■ **Work required**
Repeat the lines that follow, leaving nothing out.

Stored entries
____
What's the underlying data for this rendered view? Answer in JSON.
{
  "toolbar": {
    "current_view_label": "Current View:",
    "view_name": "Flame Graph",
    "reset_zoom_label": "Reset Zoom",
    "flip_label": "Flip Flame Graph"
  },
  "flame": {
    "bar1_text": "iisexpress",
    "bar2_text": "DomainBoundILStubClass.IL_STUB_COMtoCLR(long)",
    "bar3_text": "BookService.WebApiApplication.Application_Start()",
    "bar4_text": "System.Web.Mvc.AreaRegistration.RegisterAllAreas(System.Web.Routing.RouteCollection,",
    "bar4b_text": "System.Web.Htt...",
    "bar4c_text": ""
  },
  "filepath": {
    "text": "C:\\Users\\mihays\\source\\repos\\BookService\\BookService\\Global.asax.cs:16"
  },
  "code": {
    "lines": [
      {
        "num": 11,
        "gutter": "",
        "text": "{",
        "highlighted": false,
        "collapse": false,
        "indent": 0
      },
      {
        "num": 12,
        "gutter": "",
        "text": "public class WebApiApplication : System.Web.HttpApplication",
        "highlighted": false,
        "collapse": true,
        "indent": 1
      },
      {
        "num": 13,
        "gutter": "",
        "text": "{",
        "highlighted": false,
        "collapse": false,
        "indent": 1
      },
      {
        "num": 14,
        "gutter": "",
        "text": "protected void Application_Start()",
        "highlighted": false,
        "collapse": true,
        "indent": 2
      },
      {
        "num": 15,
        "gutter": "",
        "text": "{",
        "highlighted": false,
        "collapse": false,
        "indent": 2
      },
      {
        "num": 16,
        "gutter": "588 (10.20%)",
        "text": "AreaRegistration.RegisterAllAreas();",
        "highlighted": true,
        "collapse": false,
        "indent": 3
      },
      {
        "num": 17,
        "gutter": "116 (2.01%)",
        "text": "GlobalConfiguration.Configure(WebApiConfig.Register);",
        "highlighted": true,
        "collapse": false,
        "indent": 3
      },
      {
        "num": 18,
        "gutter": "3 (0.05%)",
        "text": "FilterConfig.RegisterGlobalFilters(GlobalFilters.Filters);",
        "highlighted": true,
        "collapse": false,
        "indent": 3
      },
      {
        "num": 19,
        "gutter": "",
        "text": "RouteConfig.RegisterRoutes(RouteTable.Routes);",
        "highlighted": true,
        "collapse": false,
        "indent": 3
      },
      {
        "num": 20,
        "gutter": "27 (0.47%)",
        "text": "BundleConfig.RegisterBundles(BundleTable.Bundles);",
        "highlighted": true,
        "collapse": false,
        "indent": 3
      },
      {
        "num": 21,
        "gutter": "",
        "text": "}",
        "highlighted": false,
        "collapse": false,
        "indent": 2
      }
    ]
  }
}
____
■ **Full output**
What's the underlying data for this rendered view? Answer in JSON.
{
  "toolbar": {
    "current_view_label": "Current View:",
    "view_name": "Flame Graph",
    "reset_zoom_label": "Reset Zoom",
    "flip_label": "Flip Flame Graph"
  },
  "flame": {
    "bar1_text": "iisexpress",
    "bar2_text": "DomainBoundILStubClass.IL_STUB_COMtoCLR(long)",
    "bar3_text": "BookService.WebApiApplication.Application_Start()",
    "bar4_text": "System.Web.Mvc.AreaRegistration.RegisterAllAreas(System.Web.Routing.RouteCollection,",
    "bar4b_text": "System.Web.Htt...",
    "bar4c_text": ""
  },
  "filepath": {
    "text": "C:\\Users\\mihays\\source\\repos\\BookService\\BookService\\Global.asax.cs:16"
  },
  "code": {
    "lines": [
      {
        "num": 11,
        "gutter": "",
        "text": "{",
        "highlighted": false,
        "collapse": false,
        "indent": 0
      },
      {
        "num": 12,
        "gutter": "",
        "text": "public class WebApiApplication : System.Web.HttpApplication",
        "highlighted": false,
        "collapse": true,
        "indent": 1
      },
      {
        "num": 13,
        "gutter": "",
        "text": "{",
        "highlighted": false,
        "collapse": false,
        "indent": 1
      },
      {
        "num": 14,
        "gutter": "",
        "text": "protected void Application_Start()",
        "highlighted": false,
        "collapse": true,
        "indent": 2
      },
      {
        "num": 15,
        "gutter": "",
        "text": "{",
        "highlighted": false,
        "collapse": false,
        "indent": 2
      },
      {
        "num": 16,
        "gutter": "588 (10.20%)",
        "text": "AreaRegistration.RegisterAllAreas();",
        "highlighted": true,
        "collapse": false,
        "indent": 3
      },
      {
        "num": 17,
        "gutter": "116 (2.01%)",
        "text": "GlobalConfiguration.Configure(WebApiConfig.Register);",
        "highlighted": true,
        "collapse": false,
        "indent": 3
      },
      {
        "num": 18,
        "gutter": "3 (0.05%)",
        "text": "FilterConfig.RegisterGlobalFilters(GlobalFilters.Filters);",
        "highlighted": true,
        "collapse": false,
        "indent": 3
      },
      {
        "num": 19,
        "gutter": "",
        "text": "RouteConfig.RegisterRoutes(RouteTable.Routes);",
        "highlighted": true,
        "collapse": false,
        "indent": 3
      },
      {
        "num": 20,
        "gutter": "27 (0.47%)",
        "text": "BundleConfig.RegisterBundles(BundleTable.Bundles);",
        "highlighted": true,
        "collapse": false,
        "indent": 3
      },
      {
        "num": 21,
        "gutter": "",
        "text": "}",
        "highlighted": false,
        "collapse": false,
        "indent": 2
      }
    ]
  }
}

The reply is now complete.